### TEXTO DADO

--

App detector de campo magnético
El escaneo que no necesita una lente visible, un LED activo ni una red a tu alcance: solo el sensor que ya usa tu brújula.
El escaneo para lo que no ves en absoluto
La detección de lentes necesita una abertura visible. La de infrarrojos, un iluminador activo. Los escaneos inalámbricos, una radio a tu alcance. El detector de campo magnético no asume nada de eso: responde al propio hardware, esté donde esté.
Tu iPhone tiene un magnetómetro, el mismo sensor de la brújula. La electrónica distorsiona el campo: altavoces y motores llevan imanes, y cualquier corriente genera su propio campo. Acerca el sensor a un dispositivo oculto y la lectura se desvía de la línea base local. Como detector EMF para cámaras espía, esa desviación es la señal.
Primero la línea base
Una lectura del magnetómetro no significa nada aislada: el campo terrestre varía y cada edificio lo distorsiona. Ponte en el centro de la habitación, lejos de paredes y aparatos, y observa el gráfico estabilizarse. Ese es tu punto de referencia. A partir de ahí lees desviaciones, no números absolutos.
Cómo barrer
- Muévete despacio y mantente cerca. El campo cae con fuerza con la distancia: centímetros, no un brazo.
- Recorre superficies en vez de agitar el teléfono.
- Busca un pico con bordes que sube hasta un máximo sobre un punto y baja a los lados.
- Confírmalo desde otra dirección, y explícalo antes de escalar.
Todo lo que no es una cámara espía
Es el modo con más falsos positivos: tornillos, bisagras, altavoces, cargadores, resortes y el acero de la pared leen fuerte. Por eso úsalo segundo, no primero: construye una lista de sospechosos con los otros escaneos y luego pregunta de cada uno una sola cosa: ¿hay electrónica dentro de esto que no debería estar? Un marco de madera que da un pico fuerte tiene algo dentro.

--

### LISTADO
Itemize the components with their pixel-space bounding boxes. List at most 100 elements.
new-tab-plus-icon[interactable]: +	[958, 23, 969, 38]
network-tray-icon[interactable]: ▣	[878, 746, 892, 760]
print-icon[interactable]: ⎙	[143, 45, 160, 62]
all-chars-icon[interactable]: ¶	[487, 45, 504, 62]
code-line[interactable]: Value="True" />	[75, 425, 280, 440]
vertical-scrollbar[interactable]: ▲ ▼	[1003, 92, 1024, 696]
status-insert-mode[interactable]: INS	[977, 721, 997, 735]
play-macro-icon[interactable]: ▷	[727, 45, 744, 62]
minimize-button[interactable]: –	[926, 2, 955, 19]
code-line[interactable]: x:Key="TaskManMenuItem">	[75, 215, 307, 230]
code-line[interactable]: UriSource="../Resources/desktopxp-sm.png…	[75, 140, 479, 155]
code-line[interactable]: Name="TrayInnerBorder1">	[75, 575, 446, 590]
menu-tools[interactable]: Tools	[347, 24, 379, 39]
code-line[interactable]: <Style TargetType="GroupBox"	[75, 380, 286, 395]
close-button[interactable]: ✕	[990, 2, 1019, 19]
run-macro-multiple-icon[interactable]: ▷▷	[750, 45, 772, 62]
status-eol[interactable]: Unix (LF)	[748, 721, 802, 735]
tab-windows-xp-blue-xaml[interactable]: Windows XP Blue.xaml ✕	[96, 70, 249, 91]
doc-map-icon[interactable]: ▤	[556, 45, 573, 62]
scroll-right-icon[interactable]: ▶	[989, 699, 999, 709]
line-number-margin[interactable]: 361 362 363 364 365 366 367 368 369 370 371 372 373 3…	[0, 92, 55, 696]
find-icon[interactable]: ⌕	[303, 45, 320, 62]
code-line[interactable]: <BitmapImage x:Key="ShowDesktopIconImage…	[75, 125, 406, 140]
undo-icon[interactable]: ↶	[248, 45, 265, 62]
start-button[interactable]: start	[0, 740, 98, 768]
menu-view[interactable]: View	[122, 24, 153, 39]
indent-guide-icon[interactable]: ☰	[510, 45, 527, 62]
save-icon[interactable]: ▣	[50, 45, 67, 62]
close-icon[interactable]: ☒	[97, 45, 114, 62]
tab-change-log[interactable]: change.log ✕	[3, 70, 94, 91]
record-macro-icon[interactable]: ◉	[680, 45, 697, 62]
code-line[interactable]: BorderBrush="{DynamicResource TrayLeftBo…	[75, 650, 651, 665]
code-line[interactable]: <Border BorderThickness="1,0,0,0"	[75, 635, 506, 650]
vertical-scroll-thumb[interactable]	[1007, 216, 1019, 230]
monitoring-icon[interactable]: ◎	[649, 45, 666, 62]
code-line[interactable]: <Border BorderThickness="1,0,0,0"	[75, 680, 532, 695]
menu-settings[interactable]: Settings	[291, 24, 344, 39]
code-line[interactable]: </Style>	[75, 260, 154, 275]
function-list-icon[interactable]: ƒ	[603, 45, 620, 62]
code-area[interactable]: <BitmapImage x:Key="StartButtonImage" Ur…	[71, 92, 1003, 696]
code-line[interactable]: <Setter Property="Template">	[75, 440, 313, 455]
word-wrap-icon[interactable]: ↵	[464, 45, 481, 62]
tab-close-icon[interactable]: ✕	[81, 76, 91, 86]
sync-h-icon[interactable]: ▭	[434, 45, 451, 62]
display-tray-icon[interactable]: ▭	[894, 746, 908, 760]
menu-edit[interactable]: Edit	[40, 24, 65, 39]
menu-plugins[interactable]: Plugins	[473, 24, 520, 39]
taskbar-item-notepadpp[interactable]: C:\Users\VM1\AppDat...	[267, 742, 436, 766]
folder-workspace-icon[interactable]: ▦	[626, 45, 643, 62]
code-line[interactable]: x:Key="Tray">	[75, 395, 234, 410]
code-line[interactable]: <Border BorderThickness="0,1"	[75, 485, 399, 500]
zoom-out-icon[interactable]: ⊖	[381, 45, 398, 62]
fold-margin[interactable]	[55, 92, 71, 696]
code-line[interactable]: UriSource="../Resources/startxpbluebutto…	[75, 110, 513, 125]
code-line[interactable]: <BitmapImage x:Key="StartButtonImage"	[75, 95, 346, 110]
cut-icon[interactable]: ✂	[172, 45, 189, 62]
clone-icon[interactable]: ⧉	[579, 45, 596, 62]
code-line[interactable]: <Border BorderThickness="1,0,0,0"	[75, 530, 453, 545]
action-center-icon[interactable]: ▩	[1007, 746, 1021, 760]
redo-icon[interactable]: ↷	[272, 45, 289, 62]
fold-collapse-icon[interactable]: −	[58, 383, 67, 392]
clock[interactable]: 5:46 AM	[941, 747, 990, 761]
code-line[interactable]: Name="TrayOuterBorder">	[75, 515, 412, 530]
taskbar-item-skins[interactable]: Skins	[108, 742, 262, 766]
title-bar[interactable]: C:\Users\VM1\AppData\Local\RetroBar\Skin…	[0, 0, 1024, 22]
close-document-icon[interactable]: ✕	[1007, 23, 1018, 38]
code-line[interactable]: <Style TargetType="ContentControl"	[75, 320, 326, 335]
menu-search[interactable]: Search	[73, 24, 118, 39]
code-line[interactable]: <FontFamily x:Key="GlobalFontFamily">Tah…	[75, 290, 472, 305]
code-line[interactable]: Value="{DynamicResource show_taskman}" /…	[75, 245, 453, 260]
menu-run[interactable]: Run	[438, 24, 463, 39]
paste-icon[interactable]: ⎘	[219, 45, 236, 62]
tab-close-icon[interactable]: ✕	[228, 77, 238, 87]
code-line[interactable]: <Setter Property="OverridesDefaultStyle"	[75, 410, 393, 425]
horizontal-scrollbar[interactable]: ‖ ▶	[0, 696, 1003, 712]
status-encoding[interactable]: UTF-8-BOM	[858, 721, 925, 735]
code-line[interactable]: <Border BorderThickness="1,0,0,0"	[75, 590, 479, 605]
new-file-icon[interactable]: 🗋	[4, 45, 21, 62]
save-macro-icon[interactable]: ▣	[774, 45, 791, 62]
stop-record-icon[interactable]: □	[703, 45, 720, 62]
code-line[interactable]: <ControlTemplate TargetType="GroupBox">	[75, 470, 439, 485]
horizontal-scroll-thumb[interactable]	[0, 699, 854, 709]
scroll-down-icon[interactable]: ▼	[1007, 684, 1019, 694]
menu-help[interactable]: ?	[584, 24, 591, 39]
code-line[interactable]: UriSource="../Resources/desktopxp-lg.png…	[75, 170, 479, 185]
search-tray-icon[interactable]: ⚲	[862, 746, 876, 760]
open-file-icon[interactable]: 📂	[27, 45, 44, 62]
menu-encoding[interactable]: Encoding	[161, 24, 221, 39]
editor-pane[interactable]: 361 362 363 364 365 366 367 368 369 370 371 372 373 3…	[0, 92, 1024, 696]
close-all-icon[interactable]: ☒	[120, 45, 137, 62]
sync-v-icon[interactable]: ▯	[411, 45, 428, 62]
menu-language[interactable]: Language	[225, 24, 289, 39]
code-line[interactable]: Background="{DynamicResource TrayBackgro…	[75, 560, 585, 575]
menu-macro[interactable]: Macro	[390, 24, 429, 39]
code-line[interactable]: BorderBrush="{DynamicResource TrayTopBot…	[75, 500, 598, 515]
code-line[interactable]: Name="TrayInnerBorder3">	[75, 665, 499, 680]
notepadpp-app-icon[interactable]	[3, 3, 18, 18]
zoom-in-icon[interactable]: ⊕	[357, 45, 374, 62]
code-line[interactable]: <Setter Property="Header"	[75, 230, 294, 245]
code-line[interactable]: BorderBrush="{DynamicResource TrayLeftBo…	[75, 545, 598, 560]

--

### QUÉ HACER
**A)** Copia sin cambios del texto sobre el detector de campo magnético todo lo que va desde "Todo lo que" hasta "tiene algo dentro.".
**B)** Responde estas preguntas con lo que dice el texto sobre el detector de campo magnético:
(i) ¿Qué sensor del iPhone se menciona y con qué otra función lo relaciona el texto?
(ii) ¿Dónde hay que colocarse para obtener la línea base?
(iii) ¿A qué distancia hay que mantener el teléfono al barrer?
**C)** Indica si cada afirmación coincide con el texto sobre el detector de campo magnético y cita las palabras que lo deciden:
(i) El detector de campo magnético necesita una abertura visible para funcionar.
(ii) Conviene usar este modo antes que los demás escaneos.
(iii) Los altavoces llevan imanes.

### RESPUESTAS DEL EJERCICIO
**A)**
Todo lo que no es una cámara espía
Es el modo con más falsos positivos: tornillos, bisagras, altavoces, cargadores, resortes y el acero de la pared leen fuerte. Por eso úsalo segundo, no primero: construye una lista de sospechosos con los otros escaneos y luego pregunta de cada uno una sola cosa: ¿hay electrónica dentro de esto que no debería estar? Un marco de madera que da un pico fuerte tiene algo dentro.

**B)**
(i) El magnetómetro, el mismo sensor de la brújula.
(ii) En el centro de la habitación, lejos de paredes y aparatos.
(iii) A centímetros, no a un brazo.

**C)**
(i) No: "El detector de campo magnético no asume nada de eso: responde al propio hardware, esté donde esté."
(ii) No: "Por eso úsalo segundo, no primero".
(iii) Sí: "altavoces y motores llevan imanes".